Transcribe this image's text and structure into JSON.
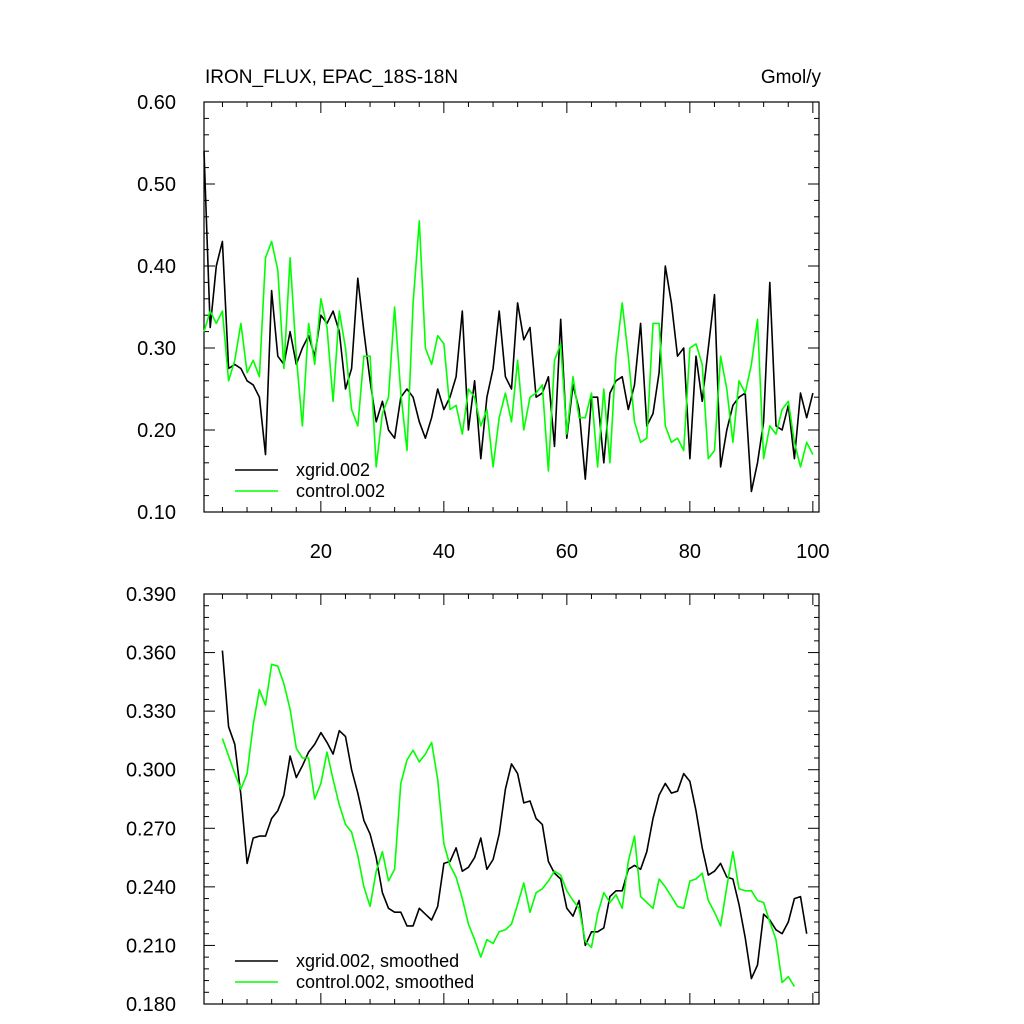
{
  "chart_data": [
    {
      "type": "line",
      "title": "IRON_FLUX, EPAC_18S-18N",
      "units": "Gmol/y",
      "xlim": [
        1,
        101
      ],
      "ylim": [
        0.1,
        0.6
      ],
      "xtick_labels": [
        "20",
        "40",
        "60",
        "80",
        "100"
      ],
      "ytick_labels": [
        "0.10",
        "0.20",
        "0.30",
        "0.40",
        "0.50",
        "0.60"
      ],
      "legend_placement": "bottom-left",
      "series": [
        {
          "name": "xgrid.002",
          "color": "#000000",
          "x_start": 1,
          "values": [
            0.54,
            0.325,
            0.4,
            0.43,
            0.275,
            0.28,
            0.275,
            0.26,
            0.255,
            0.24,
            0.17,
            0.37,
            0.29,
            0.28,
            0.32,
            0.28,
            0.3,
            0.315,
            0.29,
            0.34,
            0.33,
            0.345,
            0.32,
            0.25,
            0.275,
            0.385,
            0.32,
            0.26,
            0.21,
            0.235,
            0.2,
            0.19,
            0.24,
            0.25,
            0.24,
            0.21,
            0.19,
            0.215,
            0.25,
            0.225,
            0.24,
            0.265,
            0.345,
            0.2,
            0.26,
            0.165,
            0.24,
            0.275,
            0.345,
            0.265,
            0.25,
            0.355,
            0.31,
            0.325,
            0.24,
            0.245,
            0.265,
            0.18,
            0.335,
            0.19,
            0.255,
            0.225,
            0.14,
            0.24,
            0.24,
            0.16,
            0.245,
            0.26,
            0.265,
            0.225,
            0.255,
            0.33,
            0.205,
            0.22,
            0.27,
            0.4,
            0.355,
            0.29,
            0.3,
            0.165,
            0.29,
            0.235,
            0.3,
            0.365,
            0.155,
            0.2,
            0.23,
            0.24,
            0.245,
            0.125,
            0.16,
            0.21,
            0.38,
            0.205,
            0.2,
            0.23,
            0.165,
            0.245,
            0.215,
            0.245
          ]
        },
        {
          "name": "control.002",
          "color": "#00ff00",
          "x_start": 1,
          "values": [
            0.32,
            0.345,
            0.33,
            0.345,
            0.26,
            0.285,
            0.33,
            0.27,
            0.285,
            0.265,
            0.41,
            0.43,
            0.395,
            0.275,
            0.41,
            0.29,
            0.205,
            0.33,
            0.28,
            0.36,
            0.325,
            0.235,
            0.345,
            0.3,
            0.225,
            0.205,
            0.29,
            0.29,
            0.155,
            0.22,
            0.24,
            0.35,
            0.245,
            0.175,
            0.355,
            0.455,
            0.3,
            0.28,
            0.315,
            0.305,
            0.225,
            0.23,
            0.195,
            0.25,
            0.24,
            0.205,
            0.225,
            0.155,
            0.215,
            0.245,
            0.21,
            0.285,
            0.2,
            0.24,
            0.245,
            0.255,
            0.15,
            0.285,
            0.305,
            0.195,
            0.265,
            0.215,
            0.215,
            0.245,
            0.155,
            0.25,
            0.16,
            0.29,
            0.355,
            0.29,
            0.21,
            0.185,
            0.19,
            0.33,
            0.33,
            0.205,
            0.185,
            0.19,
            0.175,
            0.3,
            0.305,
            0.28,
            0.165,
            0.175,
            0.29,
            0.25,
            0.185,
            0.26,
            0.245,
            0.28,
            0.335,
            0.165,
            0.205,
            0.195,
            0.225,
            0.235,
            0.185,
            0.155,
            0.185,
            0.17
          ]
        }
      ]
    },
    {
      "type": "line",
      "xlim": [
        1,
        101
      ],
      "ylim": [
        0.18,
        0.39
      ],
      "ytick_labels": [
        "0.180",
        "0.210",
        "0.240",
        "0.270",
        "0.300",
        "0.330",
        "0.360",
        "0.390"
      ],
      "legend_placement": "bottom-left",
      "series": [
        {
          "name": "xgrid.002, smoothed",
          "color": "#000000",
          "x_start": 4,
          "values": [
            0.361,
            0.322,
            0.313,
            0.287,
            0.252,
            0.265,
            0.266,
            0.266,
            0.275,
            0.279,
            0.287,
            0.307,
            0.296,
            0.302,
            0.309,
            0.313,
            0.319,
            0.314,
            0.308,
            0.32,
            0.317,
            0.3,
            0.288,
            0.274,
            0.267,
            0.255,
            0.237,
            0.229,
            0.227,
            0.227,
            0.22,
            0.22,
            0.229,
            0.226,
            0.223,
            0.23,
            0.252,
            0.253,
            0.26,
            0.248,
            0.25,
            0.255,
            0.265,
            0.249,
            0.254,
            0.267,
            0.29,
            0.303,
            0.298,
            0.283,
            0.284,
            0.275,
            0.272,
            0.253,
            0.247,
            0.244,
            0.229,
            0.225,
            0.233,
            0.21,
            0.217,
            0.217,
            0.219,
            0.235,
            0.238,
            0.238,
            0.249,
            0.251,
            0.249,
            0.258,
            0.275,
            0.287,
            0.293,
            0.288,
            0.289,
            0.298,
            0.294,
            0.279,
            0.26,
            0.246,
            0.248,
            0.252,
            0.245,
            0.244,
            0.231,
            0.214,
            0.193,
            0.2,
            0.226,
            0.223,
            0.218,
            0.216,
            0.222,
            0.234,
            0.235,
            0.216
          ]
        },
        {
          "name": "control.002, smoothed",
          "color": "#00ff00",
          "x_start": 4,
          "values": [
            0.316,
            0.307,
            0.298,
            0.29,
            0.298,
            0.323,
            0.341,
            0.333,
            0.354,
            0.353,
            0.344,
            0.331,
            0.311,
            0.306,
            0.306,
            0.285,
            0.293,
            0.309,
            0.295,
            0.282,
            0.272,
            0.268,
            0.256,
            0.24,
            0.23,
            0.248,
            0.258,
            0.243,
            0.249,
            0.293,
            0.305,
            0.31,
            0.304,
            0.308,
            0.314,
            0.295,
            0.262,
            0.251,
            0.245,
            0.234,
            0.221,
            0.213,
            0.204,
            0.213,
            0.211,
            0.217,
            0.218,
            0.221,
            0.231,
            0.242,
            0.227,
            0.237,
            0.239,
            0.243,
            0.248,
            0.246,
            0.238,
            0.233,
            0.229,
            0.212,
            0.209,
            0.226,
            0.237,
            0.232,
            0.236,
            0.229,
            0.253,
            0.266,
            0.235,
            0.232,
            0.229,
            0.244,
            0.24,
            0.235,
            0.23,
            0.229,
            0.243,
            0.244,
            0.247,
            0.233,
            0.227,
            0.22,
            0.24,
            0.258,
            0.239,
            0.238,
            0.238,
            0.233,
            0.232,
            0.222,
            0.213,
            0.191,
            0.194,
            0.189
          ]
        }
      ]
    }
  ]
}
===
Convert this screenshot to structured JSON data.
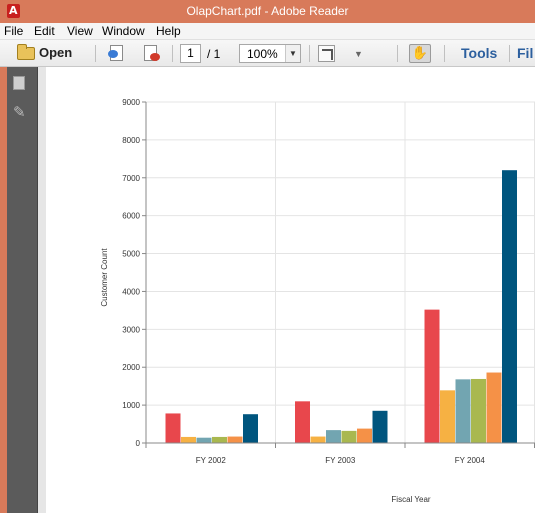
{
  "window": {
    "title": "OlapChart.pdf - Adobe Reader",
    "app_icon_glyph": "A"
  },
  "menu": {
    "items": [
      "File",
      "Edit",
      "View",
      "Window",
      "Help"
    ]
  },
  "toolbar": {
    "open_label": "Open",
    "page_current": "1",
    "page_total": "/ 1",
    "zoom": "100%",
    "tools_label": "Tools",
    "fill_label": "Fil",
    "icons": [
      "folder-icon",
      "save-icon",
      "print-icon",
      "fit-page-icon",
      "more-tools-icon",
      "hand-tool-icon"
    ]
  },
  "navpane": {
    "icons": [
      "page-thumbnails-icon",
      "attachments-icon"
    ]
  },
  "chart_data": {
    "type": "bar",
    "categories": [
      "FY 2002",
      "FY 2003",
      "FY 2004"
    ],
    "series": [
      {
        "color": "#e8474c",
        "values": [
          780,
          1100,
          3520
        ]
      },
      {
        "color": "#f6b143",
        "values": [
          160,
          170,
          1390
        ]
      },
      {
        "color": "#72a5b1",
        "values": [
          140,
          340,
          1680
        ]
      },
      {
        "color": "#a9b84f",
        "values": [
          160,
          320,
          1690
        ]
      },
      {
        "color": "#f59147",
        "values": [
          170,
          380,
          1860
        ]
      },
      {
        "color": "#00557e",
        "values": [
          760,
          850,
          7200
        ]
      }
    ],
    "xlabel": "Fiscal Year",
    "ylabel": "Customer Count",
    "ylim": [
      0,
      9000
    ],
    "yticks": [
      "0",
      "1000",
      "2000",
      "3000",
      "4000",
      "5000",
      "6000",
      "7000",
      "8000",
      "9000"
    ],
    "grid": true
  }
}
===
_TASK BRIEF_.
Go over the records above and tally each line that includes "title". Give the total by itself.

_EXERCISE OUTPUT_.
2